■ **WHAT TO DO**:
Copy out each line below that has the word "Design" in it.

■ **DATA SUPPLIED**:
BEGIN
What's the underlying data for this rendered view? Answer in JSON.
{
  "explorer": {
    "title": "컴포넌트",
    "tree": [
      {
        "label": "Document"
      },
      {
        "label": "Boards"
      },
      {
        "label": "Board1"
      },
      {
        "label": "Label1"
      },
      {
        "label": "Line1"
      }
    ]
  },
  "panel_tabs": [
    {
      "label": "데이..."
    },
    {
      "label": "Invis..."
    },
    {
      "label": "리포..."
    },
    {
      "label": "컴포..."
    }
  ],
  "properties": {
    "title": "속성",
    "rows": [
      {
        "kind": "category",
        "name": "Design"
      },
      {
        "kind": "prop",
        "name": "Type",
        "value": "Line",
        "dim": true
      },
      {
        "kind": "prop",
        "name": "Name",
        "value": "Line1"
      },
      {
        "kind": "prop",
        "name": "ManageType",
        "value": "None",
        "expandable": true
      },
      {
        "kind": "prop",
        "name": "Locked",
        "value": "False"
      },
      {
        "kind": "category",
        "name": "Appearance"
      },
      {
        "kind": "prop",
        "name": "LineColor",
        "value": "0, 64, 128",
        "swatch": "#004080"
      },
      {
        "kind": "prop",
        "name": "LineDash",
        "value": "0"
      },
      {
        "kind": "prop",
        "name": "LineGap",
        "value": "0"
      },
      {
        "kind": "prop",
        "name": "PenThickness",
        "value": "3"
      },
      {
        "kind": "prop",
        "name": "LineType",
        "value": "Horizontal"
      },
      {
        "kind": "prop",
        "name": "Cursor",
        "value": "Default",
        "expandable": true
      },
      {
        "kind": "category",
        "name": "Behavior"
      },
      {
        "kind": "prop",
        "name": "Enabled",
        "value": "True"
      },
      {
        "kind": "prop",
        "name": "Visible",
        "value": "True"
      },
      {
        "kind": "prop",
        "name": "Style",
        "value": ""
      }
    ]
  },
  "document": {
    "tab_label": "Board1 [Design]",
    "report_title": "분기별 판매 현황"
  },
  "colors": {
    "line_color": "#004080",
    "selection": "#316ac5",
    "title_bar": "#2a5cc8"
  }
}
END
■ **EXPECTED ANSWER**:
        "name": "Design"
    "tab_label": "Board1 [Design]",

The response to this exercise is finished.